__Exercise details__: Using the data beneath, show every line that includes the word "xlabel".

__Data excerpts__:
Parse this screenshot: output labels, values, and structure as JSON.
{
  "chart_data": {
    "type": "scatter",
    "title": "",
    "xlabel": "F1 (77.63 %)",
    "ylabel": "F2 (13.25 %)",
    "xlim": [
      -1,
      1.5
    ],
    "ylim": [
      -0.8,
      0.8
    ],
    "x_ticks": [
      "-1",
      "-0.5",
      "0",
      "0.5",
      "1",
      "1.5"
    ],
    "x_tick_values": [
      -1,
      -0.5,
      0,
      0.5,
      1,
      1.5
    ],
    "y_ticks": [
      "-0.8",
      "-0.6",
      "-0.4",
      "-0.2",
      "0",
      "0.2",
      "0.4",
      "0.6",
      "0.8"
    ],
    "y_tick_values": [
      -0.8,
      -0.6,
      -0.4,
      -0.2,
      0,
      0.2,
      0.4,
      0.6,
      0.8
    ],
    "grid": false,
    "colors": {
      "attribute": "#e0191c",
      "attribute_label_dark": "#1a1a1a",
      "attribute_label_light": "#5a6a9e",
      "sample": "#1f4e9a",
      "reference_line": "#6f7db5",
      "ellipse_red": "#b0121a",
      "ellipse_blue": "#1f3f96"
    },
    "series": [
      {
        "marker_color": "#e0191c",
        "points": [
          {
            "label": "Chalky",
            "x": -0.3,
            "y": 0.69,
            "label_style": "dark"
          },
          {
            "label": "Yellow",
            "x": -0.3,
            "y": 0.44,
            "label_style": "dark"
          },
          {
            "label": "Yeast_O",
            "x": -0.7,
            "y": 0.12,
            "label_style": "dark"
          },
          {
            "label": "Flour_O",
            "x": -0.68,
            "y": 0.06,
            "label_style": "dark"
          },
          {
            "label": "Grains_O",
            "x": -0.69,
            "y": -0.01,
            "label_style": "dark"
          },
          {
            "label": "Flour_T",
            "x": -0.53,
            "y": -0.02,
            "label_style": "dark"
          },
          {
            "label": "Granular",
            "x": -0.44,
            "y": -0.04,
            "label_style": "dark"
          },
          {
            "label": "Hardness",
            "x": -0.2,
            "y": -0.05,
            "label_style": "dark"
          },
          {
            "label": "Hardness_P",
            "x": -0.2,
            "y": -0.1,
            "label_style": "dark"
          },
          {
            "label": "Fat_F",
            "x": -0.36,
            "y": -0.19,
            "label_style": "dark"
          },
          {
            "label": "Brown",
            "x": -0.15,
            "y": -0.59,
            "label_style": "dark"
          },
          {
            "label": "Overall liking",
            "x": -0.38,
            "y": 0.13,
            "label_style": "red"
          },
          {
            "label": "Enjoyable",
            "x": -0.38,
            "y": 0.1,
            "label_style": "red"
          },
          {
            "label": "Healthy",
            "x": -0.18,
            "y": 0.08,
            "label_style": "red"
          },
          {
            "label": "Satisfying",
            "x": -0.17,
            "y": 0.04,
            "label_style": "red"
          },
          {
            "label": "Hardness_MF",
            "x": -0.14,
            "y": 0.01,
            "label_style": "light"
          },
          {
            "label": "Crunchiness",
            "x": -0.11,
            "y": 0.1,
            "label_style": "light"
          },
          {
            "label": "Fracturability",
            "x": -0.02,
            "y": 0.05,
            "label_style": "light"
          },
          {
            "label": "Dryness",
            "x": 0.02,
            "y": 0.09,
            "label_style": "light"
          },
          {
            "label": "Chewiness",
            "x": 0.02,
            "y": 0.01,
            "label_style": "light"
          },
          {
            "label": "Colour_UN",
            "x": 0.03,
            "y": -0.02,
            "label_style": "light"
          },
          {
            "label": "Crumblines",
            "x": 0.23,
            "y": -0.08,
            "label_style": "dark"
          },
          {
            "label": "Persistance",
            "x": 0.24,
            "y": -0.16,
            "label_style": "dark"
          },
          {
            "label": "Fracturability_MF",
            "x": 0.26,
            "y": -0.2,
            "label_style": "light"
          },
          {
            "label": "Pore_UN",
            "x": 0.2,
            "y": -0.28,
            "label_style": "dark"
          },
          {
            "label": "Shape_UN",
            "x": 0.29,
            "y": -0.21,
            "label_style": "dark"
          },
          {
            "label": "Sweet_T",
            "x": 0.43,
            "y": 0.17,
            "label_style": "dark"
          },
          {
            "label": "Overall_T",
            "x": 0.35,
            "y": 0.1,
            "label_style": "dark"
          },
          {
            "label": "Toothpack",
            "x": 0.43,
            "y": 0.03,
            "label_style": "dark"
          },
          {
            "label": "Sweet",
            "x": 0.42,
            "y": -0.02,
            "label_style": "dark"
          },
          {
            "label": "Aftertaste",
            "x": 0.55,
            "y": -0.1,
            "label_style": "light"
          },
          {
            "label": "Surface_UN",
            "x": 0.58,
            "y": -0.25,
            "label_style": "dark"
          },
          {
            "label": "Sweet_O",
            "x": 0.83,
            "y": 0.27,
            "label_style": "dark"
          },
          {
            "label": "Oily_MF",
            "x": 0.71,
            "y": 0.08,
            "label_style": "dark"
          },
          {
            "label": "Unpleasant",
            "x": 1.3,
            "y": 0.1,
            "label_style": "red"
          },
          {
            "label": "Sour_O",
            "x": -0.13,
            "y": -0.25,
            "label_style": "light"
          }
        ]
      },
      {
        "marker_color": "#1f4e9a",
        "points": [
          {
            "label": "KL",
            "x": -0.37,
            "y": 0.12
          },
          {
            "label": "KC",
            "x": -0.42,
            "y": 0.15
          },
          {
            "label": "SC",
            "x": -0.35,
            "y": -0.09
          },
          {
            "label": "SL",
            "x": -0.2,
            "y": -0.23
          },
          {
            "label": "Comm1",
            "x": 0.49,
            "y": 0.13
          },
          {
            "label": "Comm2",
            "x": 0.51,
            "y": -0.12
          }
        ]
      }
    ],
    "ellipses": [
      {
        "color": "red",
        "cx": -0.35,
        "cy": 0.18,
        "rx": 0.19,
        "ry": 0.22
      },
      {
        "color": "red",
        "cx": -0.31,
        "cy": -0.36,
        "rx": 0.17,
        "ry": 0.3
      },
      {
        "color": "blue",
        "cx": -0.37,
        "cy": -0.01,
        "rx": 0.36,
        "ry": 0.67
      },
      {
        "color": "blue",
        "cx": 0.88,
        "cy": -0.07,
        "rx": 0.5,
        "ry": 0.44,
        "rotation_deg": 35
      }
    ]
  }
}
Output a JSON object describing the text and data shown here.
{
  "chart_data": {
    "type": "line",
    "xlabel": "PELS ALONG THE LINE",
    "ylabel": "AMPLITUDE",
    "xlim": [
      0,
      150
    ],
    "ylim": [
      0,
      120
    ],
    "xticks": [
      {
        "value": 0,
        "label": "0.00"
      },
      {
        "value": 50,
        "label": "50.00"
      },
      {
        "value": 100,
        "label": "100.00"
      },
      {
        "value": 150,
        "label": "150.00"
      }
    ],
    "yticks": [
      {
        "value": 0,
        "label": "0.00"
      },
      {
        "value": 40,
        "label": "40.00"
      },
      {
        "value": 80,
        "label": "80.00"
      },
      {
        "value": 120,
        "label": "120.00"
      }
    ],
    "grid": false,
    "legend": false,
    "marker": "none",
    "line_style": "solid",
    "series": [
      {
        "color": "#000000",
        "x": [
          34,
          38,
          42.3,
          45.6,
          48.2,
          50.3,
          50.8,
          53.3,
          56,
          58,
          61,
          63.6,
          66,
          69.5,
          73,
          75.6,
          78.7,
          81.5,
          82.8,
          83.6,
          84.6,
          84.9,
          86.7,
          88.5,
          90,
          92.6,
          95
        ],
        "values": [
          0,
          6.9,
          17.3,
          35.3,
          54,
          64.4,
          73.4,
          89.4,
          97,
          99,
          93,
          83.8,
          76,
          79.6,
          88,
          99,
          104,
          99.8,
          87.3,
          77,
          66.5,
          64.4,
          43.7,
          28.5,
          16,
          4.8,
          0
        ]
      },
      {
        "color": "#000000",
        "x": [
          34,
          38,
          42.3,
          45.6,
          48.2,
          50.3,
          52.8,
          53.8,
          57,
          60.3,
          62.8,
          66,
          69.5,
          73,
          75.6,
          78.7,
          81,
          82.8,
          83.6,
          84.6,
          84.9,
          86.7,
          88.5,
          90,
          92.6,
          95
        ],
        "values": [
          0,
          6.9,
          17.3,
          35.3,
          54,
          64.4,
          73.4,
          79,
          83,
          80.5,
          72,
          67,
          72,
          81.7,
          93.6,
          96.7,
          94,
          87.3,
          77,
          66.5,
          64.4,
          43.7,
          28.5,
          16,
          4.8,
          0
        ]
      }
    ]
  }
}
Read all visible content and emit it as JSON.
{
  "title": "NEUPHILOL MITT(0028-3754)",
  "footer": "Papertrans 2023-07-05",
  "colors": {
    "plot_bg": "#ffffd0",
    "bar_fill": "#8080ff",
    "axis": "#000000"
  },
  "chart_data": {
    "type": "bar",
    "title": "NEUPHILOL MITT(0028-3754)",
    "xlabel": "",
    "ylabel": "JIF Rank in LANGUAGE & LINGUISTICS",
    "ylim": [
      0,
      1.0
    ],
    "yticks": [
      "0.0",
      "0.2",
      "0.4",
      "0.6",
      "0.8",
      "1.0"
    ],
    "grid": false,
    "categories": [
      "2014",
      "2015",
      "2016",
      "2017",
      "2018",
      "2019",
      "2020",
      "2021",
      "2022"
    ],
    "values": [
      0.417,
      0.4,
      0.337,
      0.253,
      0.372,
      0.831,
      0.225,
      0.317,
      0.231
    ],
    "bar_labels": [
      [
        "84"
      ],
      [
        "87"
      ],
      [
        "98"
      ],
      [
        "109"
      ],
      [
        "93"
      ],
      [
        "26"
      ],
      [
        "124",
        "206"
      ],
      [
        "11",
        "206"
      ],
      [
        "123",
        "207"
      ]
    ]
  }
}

__Exercise solution__:
    "xlabel": "F1 (77.63 %)",
    "xlabel": "PELS ALONG THE LINE",
    "xlabel": "",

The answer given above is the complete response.